Extracted records:

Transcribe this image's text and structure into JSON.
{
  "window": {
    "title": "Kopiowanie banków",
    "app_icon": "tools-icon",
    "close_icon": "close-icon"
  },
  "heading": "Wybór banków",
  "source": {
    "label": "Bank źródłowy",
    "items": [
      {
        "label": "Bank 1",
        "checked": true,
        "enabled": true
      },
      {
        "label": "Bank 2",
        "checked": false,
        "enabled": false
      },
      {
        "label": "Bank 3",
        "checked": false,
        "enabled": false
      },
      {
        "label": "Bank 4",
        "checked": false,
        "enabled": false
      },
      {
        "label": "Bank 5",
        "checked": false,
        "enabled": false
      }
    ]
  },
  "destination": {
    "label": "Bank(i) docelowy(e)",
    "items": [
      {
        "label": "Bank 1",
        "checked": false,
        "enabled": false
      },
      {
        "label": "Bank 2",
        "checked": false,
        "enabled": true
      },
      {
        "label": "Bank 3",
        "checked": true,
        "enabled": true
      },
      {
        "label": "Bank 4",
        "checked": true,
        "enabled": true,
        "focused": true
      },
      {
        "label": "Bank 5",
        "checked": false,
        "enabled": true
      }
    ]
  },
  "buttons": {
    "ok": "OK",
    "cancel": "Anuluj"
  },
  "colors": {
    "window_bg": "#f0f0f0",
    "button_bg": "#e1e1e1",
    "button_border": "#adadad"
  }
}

- **WHAT IS NEEDED**
Search the preceding listing for the word "icon" and pull out every line that holds it.

- **TASK ANSWER**
    "app_icon": "tools-icon",
    "close_icon": "close-icon"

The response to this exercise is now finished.